DATA ENTRIES —
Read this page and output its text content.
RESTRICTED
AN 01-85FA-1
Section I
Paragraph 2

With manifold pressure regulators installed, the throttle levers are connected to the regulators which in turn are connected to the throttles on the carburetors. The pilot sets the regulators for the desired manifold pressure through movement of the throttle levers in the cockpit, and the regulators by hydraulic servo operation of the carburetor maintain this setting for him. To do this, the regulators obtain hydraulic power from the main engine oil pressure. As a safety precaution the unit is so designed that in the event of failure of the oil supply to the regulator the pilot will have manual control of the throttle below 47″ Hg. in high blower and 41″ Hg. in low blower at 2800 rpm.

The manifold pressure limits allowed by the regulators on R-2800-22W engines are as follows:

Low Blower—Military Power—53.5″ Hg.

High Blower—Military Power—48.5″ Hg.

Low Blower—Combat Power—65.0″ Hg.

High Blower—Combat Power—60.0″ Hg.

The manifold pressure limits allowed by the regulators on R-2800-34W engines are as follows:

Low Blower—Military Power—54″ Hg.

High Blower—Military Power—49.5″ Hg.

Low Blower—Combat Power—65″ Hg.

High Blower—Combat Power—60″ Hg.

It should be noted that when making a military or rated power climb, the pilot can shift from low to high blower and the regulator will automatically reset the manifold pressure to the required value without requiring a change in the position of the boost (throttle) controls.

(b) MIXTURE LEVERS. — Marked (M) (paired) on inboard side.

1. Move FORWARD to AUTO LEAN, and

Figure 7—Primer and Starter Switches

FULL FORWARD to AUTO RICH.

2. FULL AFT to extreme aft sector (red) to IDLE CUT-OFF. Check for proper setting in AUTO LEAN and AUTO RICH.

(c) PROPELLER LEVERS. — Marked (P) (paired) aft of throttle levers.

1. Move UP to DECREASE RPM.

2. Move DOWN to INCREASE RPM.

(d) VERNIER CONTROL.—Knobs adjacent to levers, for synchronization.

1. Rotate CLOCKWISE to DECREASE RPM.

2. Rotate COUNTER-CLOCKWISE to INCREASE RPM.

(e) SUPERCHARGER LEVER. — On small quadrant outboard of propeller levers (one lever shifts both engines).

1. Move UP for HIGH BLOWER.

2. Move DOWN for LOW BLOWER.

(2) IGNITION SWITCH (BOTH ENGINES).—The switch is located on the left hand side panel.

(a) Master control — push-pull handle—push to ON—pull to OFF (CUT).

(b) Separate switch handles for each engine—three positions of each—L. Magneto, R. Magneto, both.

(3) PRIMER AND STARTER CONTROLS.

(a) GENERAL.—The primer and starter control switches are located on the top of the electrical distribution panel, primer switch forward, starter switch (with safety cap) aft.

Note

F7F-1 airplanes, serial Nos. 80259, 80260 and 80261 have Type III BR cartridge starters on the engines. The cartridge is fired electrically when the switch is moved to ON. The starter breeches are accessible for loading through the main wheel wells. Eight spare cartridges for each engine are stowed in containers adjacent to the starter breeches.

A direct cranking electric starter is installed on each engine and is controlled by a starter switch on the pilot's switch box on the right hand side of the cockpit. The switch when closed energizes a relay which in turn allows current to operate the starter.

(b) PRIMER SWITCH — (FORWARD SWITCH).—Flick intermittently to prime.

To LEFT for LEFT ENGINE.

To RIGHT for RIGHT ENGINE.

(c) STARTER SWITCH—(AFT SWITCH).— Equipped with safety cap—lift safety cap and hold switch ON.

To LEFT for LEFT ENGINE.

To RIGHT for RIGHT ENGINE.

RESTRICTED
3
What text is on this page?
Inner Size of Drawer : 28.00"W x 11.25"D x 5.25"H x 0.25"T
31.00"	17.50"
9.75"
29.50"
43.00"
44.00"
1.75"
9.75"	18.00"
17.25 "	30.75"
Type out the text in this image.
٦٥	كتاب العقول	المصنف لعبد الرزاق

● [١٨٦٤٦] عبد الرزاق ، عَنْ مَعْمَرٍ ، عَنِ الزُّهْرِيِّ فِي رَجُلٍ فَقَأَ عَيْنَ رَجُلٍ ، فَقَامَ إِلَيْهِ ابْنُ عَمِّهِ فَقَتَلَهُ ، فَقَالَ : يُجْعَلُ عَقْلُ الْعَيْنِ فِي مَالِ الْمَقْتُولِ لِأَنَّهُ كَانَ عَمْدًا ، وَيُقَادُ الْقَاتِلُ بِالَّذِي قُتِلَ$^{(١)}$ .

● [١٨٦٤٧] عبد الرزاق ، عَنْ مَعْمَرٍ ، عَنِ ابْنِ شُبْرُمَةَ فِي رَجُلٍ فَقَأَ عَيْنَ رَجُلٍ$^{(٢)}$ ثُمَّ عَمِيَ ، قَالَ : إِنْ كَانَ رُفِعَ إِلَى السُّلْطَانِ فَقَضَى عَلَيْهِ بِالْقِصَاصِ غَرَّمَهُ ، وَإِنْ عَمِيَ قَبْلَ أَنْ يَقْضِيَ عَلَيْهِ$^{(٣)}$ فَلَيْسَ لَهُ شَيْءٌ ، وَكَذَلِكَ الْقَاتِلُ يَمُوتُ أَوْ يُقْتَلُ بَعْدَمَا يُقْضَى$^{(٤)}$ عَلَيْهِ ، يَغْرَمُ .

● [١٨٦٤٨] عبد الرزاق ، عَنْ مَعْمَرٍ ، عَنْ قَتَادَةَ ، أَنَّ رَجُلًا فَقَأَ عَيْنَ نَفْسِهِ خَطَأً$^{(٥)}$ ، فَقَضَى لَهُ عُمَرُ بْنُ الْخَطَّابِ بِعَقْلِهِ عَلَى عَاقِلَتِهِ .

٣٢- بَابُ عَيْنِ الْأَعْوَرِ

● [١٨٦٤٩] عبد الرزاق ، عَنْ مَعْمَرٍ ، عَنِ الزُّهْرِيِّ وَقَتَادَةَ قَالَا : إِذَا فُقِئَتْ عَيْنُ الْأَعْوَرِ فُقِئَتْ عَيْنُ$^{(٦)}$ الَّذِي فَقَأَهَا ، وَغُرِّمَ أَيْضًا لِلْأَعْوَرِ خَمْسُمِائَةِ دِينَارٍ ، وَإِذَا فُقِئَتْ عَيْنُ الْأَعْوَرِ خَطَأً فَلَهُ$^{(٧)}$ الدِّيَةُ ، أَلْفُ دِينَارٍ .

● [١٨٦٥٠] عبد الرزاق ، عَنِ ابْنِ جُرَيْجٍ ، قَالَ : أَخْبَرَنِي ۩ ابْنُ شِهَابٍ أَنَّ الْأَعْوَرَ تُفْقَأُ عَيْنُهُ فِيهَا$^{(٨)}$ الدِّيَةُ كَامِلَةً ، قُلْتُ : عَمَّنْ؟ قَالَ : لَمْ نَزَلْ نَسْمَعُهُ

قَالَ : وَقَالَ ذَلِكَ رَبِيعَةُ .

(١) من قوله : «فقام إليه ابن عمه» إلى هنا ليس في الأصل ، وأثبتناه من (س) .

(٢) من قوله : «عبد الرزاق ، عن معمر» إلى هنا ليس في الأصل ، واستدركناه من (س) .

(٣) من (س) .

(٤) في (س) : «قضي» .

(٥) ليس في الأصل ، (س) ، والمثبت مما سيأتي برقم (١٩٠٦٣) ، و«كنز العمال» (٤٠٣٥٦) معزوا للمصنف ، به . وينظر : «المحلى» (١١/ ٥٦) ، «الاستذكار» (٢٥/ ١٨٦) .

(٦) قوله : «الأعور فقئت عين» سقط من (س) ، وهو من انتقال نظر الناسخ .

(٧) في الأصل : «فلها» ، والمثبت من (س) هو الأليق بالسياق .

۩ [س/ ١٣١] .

EXERCISE BRIEF —
Using the listing above, list every line in which the string "DECREASE" occurs.

RESPONSE BELOW —
1. Move UP to DECREASE RPM.
1. Rotate CLOCKWISE to DECREASE RPM.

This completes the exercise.